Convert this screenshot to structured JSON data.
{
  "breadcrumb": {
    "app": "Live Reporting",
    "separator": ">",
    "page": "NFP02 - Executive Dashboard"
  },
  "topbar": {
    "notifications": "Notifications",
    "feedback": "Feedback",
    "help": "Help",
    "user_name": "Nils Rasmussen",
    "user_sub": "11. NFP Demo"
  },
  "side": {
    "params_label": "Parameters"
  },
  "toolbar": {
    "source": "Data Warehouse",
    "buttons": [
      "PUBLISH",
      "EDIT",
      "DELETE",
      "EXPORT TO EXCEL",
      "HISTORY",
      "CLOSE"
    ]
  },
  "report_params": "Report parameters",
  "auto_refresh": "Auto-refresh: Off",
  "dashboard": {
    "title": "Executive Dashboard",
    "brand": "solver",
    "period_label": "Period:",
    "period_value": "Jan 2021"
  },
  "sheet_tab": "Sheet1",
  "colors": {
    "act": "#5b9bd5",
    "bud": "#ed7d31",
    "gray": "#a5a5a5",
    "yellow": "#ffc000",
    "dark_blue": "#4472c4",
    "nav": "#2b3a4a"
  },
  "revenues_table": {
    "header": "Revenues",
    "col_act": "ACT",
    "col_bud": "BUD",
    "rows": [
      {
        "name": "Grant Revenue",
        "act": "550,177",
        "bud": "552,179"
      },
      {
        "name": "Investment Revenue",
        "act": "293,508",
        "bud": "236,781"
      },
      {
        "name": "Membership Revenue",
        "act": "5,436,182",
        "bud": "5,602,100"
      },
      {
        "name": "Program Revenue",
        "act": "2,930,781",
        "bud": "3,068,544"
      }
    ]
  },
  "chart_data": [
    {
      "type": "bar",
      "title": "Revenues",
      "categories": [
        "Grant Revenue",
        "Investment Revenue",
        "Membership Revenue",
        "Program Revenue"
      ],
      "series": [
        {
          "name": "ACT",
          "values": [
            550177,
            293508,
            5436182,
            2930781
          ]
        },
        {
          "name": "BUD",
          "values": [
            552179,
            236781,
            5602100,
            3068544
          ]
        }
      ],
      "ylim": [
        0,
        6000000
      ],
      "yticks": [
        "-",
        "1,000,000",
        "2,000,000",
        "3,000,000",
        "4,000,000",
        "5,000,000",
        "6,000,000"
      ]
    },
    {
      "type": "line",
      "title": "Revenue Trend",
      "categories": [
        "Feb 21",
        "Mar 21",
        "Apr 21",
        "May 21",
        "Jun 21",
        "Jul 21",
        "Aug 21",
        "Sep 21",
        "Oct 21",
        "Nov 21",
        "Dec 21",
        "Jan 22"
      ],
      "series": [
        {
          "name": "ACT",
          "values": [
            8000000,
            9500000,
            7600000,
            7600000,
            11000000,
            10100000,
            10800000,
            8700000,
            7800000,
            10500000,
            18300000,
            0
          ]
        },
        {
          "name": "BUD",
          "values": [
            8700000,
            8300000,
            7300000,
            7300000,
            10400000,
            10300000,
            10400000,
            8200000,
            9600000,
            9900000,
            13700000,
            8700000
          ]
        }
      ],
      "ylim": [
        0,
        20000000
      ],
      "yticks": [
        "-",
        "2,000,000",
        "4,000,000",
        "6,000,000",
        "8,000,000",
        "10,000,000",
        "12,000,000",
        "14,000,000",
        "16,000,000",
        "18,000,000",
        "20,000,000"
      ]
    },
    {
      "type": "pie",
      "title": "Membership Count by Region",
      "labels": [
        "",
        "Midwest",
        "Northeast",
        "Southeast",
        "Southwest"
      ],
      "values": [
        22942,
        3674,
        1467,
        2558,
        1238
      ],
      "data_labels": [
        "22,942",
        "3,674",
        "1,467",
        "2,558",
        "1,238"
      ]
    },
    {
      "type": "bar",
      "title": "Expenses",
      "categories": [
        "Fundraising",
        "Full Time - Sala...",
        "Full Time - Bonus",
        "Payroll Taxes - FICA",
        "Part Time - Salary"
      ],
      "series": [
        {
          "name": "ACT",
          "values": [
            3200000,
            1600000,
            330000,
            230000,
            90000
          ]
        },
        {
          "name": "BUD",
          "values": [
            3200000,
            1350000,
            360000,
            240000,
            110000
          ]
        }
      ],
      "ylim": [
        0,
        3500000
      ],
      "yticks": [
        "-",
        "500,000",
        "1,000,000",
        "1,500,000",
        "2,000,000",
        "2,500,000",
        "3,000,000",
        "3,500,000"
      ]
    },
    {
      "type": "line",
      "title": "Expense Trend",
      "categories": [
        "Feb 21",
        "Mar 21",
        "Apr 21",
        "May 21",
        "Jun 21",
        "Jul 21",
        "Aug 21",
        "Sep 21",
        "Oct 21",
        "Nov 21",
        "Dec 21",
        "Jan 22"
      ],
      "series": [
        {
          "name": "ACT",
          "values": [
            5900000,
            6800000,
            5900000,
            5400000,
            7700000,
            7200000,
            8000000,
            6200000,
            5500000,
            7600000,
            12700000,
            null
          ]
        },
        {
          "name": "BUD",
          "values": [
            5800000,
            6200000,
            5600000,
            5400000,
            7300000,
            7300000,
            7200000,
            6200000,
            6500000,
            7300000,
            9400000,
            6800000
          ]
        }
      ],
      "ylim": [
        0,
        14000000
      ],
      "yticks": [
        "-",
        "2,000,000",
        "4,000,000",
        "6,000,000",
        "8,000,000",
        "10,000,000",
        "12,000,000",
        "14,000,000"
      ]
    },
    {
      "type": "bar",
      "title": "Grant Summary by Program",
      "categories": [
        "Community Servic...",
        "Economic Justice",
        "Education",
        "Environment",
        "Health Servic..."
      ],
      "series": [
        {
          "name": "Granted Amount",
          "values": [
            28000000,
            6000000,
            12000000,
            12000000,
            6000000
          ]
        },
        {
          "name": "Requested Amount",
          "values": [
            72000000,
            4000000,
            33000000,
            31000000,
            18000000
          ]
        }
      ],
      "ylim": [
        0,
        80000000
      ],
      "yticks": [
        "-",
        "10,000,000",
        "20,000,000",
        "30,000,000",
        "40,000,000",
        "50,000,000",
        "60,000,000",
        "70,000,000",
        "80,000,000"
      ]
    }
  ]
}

■ ■ ■ ■

# Task requirements:
Gather up the lines that contain the word "Membership".

# Written response:
        "name": "Membership Revenue",
        "Membership Revenue",
      "title": "Membership Count by Region",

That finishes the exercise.